[Dataset records]

##########

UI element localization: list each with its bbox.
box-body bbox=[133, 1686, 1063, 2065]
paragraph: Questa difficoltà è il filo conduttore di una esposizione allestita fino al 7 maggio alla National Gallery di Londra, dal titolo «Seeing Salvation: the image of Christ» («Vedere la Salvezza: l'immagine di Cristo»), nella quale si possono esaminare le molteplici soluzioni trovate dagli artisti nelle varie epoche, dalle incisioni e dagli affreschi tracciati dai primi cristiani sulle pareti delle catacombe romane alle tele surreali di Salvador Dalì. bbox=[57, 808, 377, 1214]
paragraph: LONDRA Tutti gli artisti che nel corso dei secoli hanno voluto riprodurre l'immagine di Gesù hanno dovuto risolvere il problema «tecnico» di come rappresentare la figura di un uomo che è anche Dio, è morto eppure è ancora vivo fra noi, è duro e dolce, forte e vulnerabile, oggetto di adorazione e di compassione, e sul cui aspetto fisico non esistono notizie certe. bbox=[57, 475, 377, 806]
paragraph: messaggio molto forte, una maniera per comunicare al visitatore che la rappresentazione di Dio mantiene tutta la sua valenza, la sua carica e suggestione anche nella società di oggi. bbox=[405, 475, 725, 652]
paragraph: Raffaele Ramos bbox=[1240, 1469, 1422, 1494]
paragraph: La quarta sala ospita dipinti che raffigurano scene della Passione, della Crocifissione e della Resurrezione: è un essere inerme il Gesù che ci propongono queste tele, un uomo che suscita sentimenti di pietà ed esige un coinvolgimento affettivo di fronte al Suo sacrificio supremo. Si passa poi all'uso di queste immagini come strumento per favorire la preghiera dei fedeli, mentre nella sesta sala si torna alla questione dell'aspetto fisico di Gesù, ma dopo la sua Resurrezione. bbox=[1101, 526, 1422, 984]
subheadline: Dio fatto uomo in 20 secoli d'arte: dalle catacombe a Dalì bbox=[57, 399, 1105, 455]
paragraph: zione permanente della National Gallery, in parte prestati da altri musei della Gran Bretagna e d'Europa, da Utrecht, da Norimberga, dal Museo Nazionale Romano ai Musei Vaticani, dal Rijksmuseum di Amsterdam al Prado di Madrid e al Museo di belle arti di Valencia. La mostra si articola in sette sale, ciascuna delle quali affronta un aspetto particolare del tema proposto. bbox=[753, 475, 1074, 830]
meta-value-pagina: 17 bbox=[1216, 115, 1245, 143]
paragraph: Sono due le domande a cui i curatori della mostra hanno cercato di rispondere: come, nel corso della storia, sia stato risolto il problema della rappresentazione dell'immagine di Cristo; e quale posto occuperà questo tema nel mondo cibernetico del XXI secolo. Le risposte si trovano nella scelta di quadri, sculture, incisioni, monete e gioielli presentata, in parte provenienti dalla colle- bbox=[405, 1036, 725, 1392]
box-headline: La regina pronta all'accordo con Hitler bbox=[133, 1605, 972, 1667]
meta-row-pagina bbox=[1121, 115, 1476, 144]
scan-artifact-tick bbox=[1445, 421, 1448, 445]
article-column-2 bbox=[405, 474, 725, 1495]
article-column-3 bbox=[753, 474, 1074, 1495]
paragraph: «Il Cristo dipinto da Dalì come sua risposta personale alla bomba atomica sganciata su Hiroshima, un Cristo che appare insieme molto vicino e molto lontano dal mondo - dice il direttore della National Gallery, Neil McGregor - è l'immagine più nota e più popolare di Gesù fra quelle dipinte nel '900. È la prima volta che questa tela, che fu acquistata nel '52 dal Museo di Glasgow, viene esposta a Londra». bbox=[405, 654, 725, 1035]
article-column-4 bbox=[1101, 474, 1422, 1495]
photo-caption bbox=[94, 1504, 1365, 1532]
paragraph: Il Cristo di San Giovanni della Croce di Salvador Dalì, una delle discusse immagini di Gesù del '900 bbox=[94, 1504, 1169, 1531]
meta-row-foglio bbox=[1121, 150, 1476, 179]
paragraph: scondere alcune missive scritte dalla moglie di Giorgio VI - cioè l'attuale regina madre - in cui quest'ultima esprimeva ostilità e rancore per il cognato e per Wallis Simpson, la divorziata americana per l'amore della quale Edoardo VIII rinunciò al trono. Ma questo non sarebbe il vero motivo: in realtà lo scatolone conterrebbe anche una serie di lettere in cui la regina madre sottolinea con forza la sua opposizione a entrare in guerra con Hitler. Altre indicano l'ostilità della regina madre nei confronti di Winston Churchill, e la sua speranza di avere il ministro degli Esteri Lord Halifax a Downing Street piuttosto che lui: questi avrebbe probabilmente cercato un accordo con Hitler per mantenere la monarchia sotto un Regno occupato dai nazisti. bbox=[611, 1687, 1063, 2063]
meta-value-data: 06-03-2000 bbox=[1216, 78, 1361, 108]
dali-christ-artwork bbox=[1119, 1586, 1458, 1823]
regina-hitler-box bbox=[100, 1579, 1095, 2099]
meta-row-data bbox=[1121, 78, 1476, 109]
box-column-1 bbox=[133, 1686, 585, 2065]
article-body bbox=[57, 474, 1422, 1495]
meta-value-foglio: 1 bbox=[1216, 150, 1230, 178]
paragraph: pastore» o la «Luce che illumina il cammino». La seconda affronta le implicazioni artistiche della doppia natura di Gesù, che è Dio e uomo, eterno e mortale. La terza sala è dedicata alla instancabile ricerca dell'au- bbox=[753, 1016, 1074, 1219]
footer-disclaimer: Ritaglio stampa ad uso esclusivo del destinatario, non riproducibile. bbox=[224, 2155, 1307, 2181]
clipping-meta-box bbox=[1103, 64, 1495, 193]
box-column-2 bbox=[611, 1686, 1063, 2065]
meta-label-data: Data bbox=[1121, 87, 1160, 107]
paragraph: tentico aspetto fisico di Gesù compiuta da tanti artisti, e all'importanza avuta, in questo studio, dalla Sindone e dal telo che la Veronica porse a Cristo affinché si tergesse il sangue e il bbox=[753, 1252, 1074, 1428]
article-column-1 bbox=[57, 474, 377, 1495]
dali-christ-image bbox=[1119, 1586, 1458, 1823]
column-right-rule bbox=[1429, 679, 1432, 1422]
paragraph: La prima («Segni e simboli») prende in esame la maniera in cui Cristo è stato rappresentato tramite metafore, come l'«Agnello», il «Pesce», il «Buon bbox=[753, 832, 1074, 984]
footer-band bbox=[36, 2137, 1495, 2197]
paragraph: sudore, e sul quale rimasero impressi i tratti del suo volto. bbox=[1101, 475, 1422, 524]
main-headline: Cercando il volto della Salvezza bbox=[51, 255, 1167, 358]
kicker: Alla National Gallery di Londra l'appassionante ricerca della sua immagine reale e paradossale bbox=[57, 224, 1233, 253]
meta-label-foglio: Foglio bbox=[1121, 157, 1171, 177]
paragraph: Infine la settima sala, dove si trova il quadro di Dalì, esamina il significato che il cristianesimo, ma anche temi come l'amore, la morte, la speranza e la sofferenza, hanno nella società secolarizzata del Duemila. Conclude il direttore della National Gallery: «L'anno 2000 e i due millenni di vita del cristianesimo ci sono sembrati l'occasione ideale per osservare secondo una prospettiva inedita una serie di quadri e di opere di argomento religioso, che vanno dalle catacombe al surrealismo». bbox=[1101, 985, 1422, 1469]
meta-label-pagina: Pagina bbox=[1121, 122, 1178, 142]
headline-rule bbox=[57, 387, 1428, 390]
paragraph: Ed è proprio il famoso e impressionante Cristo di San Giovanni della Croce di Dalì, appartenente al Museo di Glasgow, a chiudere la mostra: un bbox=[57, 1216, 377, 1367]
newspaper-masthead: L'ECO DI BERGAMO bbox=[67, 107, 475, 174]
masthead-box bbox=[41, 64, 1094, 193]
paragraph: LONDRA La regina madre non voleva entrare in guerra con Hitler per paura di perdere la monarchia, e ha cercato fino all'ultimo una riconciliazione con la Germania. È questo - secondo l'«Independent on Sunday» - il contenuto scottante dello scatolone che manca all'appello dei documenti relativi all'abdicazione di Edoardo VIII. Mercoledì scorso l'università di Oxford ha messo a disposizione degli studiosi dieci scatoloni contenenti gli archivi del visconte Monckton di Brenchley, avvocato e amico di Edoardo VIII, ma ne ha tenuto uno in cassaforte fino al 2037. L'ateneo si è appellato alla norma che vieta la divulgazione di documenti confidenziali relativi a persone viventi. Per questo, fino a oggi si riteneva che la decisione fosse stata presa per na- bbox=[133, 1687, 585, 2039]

##########

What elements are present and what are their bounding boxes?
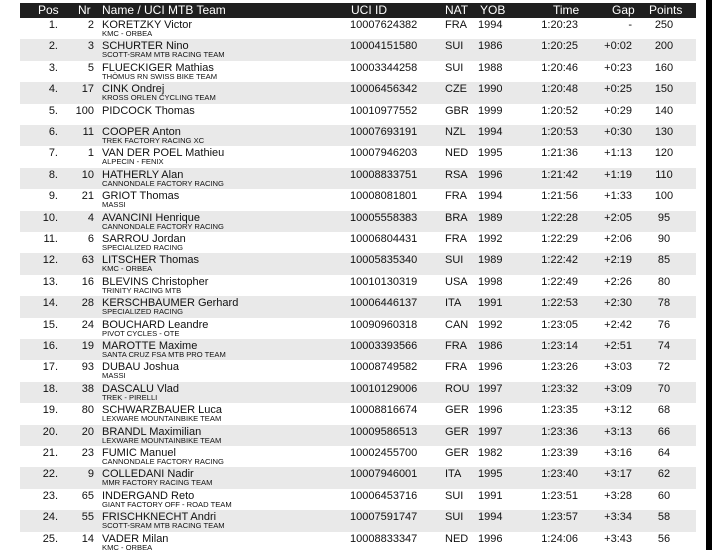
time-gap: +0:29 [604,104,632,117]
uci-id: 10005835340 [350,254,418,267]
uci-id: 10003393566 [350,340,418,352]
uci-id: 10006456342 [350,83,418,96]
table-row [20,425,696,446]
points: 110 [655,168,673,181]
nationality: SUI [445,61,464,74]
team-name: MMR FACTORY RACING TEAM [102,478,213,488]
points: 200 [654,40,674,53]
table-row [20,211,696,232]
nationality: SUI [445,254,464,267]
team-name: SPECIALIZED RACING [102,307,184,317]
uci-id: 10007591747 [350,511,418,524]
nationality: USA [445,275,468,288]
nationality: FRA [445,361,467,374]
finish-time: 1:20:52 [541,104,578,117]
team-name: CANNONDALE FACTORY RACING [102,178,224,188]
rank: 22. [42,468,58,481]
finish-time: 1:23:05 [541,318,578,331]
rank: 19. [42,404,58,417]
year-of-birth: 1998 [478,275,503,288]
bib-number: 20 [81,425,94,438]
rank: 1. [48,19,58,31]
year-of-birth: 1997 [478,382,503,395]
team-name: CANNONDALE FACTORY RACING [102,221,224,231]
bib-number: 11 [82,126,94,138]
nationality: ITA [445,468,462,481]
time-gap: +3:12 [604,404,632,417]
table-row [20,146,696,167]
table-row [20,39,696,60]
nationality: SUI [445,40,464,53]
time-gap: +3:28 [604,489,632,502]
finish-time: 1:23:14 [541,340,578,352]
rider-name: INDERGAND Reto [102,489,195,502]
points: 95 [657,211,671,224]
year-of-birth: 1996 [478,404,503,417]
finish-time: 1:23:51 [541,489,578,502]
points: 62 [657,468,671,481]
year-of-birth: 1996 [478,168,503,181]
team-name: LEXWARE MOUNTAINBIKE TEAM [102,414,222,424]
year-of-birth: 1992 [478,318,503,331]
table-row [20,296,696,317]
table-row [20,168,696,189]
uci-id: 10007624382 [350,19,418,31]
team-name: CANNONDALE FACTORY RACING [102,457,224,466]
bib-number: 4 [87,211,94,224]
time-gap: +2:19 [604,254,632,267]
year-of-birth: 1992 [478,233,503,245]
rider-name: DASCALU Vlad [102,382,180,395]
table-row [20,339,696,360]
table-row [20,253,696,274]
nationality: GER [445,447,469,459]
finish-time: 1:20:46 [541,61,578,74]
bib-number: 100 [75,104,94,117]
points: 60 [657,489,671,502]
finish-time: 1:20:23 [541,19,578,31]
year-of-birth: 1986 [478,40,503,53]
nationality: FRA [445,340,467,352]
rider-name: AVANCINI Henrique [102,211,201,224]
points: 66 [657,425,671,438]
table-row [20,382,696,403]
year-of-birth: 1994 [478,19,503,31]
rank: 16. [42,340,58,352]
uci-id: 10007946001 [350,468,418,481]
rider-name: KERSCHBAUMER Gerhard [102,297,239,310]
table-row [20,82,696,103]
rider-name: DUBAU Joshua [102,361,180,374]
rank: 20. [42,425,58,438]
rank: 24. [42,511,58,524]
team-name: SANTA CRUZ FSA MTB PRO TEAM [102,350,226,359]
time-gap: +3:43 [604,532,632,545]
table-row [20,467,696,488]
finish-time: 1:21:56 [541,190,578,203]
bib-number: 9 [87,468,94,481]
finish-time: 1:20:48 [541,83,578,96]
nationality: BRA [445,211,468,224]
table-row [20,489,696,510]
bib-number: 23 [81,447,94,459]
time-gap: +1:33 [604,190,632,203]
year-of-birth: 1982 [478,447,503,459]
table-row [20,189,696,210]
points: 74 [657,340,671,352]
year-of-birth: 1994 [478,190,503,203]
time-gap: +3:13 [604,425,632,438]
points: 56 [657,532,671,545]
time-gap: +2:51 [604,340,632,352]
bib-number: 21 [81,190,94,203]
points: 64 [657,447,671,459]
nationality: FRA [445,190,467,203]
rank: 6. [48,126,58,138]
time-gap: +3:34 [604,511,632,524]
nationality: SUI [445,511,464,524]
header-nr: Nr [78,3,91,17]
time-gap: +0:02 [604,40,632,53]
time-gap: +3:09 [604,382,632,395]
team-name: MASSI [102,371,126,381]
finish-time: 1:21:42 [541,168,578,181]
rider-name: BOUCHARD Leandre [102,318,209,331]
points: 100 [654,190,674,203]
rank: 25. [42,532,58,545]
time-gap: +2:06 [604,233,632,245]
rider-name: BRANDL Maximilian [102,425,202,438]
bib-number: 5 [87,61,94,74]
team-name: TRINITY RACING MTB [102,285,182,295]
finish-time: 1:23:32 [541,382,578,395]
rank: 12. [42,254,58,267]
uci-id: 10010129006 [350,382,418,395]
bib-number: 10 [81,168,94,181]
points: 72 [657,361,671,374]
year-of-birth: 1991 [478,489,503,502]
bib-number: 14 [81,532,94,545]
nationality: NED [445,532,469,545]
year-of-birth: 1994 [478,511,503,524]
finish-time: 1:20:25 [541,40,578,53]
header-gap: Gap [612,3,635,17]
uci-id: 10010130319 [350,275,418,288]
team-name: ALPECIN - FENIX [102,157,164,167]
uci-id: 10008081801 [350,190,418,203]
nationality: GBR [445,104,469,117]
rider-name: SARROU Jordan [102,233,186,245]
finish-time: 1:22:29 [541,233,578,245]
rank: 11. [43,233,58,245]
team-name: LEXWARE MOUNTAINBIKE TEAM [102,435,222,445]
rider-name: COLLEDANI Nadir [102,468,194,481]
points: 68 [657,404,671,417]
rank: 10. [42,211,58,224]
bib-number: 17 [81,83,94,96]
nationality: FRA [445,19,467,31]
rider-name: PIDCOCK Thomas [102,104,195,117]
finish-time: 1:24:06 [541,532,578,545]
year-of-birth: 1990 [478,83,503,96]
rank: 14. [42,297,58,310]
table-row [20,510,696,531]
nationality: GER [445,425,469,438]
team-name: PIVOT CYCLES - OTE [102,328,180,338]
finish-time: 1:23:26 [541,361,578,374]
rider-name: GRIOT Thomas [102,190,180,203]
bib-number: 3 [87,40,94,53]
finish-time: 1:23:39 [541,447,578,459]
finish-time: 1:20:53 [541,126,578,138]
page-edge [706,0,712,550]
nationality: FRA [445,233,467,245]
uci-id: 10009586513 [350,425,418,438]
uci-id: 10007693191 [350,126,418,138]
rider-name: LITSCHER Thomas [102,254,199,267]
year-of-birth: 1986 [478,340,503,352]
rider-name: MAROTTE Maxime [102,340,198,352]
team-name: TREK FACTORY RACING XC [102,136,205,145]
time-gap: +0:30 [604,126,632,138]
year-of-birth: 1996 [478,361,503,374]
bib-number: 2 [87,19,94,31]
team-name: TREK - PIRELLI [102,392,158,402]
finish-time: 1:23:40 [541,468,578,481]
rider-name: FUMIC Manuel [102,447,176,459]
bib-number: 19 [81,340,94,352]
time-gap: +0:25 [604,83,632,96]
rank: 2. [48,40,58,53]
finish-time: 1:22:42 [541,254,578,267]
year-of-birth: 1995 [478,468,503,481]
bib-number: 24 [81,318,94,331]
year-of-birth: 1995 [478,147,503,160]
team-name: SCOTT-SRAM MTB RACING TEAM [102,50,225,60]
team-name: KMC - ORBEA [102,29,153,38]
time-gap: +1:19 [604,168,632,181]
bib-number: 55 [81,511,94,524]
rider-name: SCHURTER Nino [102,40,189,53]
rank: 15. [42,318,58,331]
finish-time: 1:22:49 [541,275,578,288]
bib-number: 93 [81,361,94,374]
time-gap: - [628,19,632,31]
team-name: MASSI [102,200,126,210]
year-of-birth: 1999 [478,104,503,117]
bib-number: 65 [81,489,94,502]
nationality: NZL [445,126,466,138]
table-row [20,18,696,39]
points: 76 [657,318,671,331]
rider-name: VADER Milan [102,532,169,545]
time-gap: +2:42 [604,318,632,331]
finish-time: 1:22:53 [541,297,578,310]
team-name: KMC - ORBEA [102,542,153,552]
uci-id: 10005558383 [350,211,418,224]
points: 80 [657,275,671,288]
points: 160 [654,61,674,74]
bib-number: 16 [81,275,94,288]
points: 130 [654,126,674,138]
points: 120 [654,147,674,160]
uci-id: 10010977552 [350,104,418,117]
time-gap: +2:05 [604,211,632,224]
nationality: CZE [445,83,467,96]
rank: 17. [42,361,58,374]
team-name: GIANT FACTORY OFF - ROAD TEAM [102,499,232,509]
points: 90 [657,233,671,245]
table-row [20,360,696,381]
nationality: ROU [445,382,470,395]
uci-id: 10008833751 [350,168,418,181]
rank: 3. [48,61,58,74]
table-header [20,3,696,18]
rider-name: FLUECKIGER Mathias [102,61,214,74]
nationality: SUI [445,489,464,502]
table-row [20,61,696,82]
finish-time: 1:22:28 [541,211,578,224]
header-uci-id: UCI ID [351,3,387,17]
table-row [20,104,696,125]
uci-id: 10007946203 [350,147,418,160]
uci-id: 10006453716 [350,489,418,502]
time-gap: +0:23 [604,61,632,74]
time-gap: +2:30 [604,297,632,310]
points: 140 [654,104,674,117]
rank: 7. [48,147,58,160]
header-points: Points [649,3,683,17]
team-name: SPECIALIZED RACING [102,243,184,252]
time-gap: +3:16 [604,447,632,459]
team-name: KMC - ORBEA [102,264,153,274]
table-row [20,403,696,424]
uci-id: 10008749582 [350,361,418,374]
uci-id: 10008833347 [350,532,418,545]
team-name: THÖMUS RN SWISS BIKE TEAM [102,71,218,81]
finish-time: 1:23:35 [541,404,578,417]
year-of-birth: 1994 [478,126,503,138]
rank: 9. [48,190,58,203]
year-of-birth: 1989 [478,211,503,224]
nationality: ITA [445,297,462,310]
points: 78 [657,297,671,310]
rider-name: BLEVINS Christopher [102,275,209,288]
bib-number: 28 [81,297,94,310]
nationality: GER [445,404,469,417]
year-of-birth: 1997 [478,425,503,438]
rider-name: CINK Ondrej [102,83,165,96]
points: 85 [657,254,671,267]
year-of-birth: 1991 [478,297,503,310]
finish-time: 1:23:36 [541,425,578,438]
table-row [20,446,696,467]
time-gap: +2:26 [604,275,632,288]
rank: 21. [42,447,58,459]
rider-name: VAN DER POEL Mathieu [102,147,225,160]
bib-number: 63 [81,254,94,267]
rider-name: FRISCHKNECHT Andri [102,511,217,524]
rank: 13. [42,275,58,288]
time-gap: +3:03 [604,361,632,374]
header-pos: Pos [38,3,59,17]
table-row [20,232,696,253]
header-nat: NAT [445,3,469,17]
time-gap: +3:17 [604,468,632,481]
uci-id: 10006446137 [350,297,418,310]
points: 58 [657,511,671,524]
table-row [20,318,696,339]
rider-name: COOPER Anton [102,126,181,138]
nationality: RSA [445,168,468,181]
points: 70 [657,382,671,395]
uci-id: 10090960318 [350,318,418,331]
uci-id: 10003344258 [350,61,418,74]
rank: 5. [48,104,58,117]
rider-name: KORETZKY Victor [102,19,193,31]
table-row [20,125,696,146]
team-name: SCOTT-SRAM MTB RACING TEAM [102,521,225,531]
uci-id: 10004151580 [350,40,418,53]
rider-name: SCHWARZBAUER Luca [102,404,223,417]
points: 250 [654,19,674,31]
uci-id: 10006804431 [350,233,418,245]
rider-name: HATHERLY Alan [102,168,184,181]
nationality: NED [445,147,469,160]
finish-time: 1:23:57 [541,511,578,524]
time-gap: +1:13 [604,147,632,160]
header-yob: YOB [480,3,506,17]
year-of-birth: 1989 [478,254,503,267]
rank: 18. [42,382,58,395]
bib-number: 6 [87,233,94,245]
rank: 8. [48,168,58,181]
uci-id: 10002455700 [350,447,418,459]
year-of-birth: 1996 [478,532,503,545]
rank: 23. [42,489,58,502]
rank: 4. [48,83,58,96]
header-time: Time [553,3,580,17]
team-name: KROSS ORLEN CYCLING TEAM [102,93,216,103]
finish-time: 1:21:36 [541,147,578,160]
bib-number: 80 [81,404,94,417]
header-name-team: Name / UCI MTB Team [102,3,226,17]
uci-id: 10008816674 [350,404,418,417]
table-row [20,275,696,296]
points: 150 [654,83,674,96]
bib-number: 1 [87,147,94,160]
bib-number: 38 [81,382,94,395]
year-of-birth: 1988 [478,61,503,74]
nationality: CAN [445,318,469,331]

##########

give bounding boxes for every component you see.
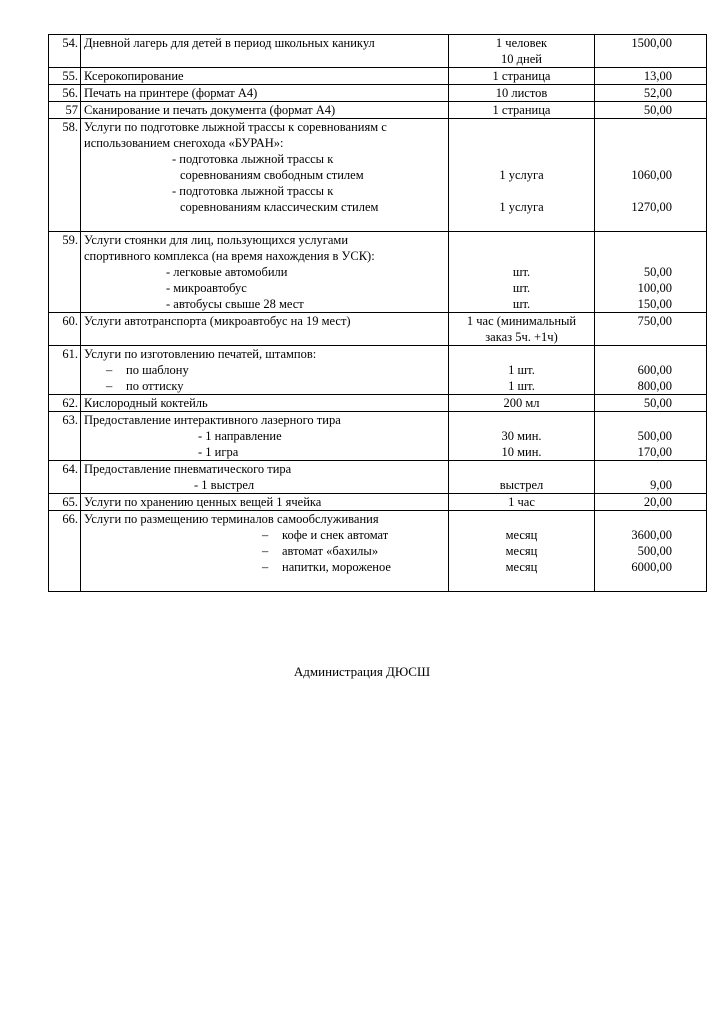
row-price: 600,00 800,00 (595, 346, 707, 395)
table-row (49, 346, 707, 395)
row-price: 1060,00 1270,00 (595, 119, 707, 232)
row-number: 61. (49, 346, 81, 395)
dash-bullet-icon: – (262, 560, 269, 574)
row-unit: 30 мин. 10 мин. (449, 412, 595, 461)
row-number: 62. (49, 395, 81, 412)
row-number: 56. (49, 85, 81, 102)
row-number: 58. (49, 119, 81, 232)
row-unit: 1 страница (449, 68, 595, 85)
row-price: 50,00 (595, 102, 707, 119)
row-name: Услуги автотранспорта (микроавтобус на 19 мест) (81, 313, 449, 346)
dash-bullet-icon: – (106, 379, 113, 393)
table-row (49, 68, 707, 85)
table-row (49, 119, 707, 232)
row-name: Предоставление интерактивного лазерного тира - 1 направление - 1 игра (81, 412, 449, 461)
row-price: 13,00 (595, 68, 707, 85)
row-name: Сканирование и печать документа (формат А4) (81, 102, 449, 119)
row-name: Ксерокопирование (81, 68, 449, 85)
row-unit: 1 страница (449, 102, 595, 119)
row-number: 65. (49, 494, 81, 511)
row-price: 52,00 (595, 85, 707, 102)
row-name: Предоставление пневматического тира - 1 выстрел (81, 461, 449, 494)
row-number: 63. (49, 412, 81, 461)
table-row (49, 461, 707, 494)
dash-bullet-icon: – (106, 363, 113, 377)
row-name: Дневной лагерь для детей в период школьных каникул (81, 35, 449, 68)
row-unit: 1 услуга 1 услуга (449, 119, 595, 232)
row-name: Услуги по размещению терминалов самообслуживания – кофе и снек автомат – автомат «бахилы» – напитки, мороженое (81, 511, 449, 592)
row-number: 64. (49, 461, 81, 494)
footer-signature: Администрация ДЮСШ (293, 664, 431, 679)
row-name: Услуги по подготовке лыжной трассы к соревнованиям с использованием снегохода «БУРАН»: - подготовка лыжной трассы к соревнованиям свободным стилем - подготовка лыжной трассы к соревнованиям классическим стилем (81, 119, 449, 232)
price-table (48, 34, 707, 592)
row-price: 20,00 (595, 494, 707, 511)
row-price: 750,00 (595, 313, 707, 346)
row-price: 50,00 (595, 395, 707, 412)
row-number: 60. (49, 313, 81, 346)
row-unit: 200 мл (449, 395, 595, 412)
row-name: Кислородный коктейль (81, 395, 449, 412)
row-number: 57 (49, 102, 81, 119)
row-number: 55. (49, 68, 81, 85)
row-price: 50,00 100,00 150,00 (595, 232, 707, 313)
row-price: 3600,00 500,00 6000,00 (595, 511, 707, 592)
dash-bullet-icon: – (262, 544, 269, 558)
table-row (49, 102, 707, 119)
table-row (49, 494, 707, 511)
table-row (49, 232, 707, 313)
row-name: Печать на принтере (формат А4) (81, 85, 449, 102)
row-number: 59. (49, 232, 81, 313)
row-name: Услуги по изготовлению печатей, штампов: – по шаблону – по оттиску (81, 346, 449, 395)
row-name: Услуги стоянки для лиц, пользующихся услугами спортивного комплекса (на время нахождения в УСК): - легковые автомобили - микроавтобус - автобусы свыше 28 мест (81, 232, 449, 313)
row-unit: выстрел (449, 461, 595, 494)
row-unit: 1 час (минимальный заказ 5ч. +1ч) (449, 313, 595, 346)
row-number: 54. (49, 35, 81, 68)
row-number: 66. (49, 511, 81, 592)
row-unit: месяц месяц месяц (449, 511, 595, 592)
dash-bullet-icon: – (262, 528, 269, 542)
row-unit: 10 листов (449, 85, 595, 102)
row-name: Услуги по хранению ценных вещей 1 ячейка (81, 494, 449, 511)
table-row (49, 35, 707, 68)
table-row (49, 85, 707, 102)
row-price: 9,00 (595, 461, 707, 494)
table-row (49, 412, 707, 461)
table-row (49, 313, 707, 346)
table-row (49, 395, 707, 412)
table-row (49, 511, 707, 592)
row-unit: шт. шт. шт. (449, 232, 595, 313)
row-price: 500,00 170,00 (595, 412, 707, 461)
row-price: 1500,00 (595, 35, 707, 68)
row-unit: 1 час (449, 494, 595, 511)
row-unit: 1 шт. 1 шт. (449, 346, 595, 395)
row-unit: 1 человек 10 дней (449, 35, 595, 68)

##########

TASK REQUIREMENTS — Copy out word for word the lines in the records above, from the line containing "row-price: 600,00 800,00 (595, 346, 707, 395)" through the line containing "table-row (49, 461, 707, 494)", including both of those lines.

CORRECT RESULT —
row-price: 600,00 800,00 (595, 346, 707, 395)
table-row (49, 346, 707, 395)
row-price: 1060,00 1270,00 (595, 119, 707, 232)
row-number: 61. (49, 346, 81, 395)
dash-bullet-icon: – (262, 560, 269, 574)
row-unit: 30 мин. 10 мин. (449, 412, 595, 461)
row-number: 62. (49, 395, 81, 412)
row-number: 56. (49, 85, 81, 102)
row-number: 58. (49, 119, 81, 232)
row-unit: 1 страница (449, 68, 595, 85)
row-price: 50,00 (595, 102, 707, 119)
row-name: Услуги автотранспорта (микроавтобус на 19 мест) (81, 313, 449, 346)
dash-bullet-icon: – (106, 379, 113, 393)
table-row (49, 68, 707, 85)
table-row (49, 119, 707, 232)
row-name: Предоставление интерактивного лазерного тира - 1 направление - 1 игра (81, 412, 449, 461)
row-price: 13,00 (595, 68, 707, 85)
row-name: Сканирование и печать документа (формат А4) (81, 102, 449, 119)
row-name: Ксерокопирование (81, 68, 449, 85)
row-unit: 1 страница (449, 102, 595, 119)
row-number: 65. (49, 494, 81, 511)
row-price: 52,00 (595, 85, 707, 102)
row-name: Предоставление пневматического тира - 1 выстрел (81, 461, 449, 494)
row-number: 63. (49, 412, 81, 461)
table-row (49, 461, 707, 494)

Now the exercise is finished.